EXERCISE INPUT.
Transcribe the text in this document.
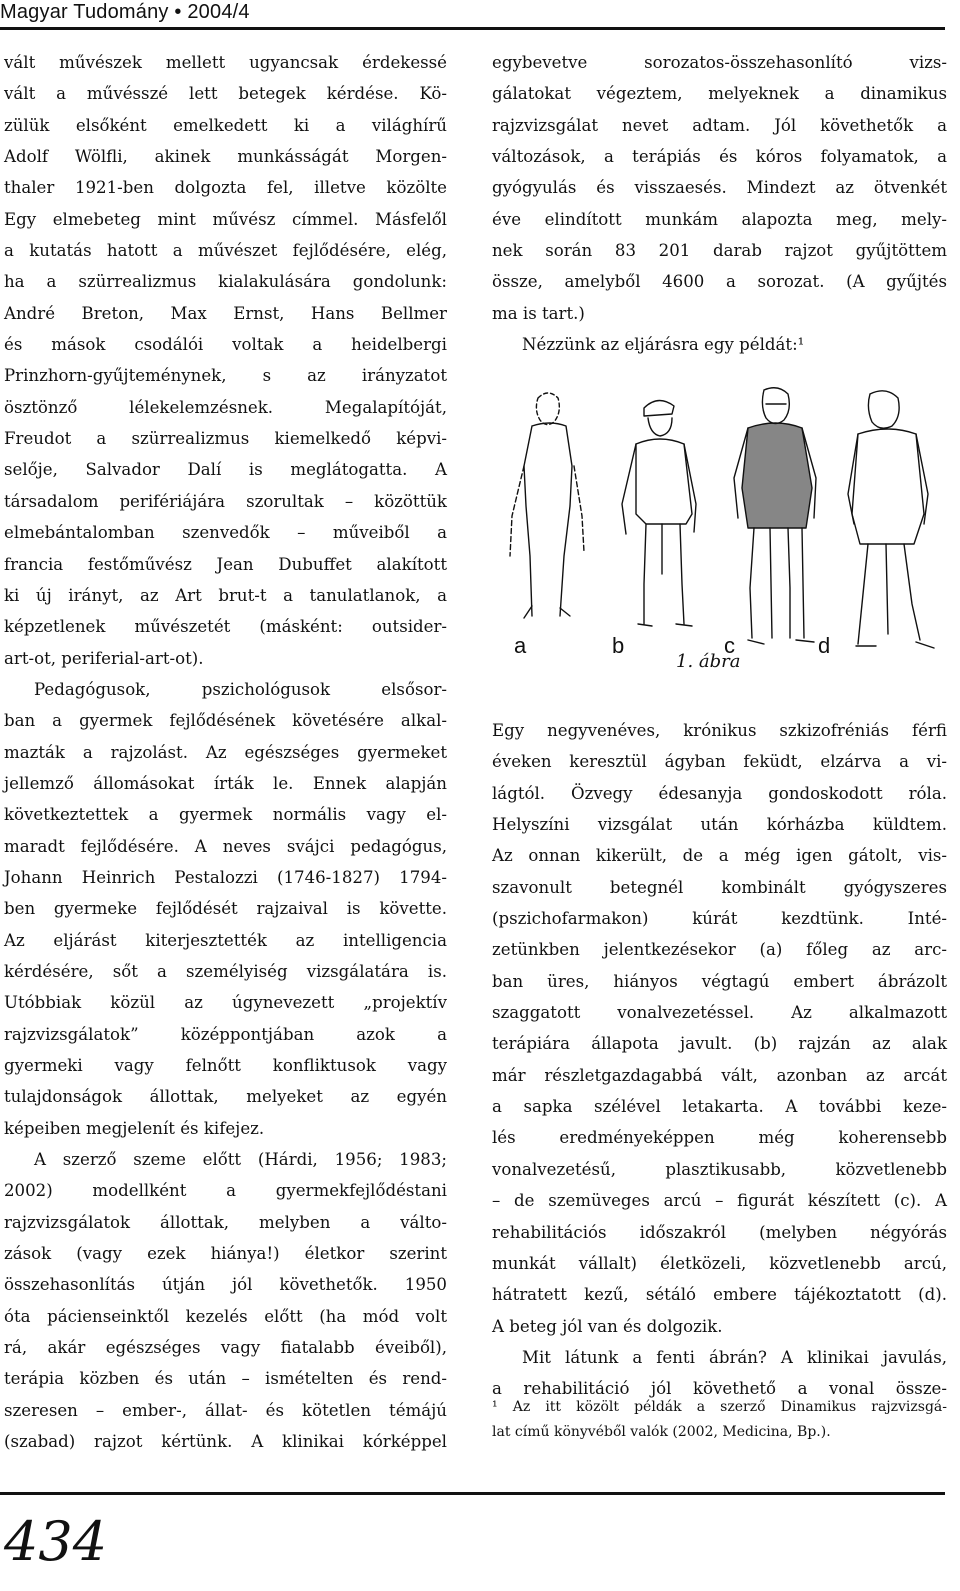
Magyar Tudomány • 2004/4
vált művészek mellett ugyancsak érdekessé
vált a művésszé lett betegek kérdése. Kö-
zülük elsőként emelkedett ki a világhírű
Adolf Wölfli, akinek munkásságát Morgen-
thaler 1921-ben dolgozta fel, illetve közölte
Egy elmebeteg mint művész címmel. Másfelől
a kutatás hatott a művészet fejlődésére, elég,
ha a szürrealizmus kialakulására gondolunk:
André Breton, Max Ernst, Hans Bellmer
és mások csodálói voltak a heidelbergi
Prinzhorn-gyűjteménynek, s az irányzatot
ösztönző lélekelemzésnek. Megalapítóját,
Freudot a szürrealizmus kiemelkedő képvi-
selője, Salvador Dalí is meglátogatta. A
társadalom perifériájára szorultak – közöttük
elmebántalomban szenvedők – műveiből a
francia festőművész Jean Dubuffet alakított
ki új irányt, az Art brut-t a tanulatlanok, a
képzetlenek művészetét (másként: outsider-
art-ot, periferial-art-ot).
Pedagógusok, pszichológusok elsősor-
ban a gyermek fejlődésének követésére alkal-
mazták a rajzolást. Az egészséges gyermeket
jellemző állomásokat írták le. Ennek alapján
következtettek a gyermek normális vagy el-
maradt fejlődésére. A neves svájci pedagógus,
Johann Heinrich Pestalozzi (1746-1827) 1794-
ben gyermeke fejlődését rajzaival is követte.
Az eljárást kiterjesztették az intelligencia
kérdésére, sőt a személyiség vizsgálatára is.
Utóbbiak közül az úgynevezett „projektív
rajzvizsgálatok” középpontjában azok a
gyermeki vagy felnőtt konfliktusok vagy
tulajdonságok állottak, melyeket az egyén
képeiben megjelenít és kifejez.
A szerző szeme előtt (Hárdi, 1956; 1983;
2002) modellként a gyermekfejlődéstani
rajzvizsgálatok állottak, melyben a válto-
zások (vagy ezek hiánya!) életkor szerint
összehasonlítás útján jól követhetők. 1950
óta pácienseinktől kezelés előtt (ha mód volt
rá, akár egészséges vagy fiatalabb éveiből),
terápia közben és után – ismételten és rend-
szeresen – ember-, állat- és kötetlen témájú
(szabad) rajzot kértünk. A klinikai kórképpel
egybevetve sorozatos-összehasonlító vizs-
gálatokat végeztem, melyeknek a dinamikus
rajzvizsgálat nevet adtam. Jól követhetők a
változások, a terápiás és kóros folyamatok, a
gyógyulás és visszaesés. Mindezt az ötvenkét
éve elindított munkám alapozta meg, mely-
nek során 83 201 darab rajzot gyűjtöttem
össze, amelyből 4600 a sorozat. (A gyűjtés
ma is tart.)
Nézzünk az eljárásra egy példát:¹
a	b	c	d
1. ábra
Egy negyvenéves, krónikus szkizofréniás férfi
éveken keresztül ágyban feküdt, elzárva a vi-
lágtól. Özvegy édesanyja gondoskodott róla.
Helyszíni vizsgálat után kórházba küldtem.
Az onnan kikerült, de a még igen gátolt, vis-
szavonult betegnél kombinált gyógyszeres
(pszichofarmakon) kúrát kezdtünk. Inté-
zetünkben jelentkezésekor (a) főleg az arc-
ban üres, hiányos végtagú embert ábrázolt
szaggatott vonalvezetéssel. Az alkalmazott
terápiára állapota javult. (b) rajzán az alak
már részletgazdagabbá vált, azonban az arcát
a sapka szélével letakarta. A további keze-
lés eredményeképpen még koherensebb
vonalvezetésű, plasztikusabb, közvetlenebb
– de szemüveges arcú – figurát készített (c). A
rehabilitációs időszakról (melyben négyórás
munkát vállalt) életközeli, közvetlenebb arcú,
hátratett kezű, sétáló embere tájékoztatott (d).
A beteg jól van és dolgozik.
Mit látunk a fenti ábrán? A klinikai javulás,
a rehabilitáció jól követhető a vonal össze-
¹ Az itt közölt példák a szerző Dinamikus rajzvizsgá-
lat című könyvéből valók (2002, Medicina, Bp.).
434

* * *

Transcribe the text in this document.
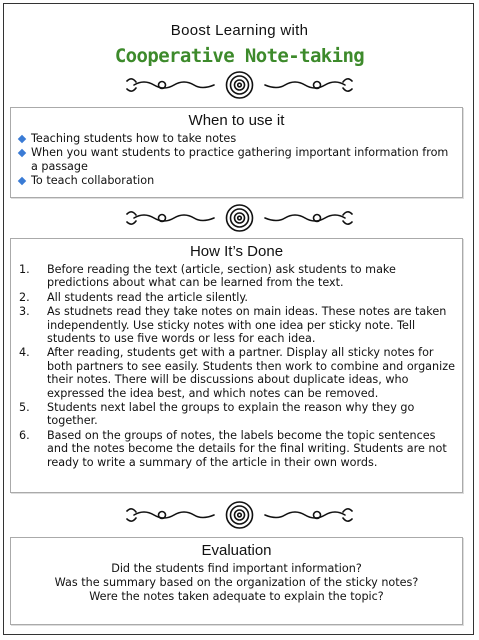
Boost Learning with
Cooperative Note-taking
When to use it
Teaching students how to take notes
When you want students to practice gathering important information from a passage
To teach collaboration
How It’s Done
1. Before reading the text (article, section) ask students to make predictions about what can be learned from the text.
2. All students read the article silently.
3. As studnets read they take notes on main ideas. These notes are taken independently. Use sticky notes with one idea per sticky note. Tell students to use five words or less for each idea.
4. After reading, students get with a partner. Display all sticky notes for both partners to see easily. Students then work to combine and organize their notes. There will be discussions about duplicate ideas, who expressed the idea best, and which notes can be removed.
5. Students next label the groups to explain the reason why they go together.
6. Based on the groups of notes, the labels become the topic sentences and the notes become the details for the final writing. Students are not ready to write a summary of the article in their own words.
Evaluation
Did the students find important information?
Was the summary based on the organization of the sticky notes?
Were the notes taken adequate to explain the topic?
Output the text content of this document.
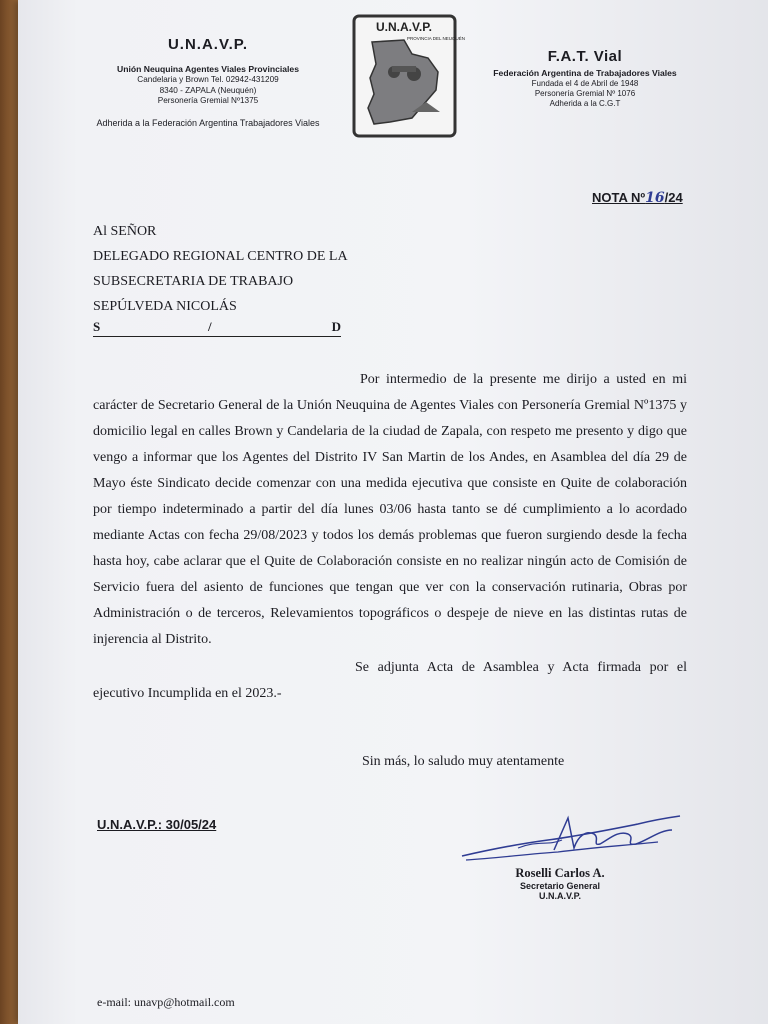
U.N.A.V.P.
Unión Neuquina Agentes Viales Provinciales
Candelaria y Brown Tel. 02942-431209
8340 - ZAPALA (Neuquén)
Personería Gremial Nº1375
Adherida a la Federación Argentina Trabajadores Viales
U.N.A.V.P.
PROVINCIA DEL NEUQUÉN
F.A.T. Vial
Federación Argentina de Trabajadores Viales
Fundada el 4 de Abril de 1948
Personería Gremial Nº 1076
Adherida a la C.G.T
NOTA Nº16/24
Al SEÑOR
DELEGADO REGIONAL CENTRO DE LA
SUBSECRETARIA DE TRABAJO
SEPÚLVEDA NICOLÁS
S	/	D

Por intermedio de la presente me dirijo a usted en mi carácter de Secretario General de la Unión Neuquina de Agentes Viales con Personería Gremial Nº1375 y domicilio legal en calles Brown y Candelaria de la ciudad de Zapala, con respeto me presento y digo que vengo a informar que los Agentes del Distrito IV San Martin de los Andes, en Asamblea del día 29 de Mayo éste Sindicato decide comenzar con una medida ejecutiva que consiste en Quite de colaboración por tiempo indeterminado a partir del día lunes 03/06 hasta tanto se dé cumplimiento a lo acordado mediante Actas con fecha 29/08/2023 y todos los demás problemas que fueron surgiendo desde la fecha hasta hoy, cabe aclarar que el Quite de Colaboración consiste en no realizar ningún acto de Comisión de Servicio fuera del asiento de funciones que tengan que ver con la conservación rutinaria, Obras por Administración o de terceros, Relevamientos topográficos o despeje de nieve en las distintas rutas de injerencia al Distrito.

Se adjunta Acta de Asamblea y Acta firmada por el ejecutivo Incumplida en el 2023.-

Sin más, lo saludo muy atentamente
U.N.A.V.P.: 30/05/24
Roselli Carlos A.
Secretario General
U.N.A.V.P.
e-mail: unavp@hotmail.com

* * *

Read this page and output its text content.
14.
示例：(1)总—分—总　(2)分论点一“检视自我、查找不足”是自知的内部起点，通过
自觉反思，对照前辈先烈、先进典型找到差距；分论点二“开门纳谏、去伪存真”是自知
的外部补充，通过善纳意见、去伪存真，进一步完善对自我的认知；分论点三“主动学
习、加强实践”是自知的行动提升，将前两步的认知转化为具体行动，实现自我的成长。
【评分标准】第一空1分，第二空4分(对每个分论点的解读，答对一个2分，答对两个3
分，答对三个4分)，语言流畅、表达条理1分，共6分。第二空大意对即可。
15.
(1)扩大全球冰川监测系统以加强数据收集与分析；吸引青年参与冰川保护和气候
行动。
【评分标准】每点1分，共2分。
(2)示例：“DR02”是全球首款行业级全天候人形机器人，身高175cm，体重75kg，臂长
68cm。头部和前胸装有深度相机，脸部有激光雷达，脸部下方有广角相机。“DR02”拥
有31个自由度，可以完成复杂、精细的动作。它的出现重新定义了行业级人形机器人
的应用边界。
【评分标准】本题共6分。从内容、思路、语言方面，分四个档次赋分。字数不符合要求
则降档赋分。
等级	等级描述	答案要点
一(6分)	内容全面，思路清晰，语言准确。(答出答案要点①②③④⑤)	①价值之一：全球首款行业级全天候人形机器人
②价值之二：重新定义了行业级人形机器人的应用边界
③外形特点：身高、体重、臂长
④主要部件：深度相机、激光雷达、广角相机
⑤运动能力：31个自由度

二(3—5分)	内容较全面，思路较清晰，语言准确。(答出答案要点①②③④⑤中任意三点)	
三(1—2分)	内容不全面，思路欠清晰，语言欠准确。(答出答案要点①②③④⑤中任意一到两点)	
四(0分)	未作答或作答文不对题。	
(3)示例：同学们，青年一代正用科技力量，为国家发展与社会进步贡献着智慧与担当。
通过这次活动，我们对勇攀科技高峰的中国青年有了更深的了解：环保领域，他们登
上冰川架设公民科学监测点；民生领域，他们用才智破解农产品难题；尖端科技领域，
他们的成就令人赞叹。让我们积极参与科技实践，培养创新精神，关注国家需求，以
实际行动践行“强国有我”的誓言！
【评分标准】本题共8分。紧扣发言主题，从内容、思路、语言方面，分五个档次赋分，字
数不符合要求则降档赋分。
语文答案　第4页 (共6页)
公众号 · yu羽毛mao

TASK GOAL. Take every line from the data above that holds "ideas" and copy it out.

RESULT FOR THIS EXERCISE.
3. As studnets read they take notes on main ideas. These notes are taken independently. Use sticky notes with one idea per sticky note. Tell students to use five words or less for each idea.
4. After reading, students get with a partner. Display all sticky notes for both partners to see easily. Students then work to combine and organize their notes. There will be discussions about duplicate ideas, who expressed the idea best, and which notes can be removed.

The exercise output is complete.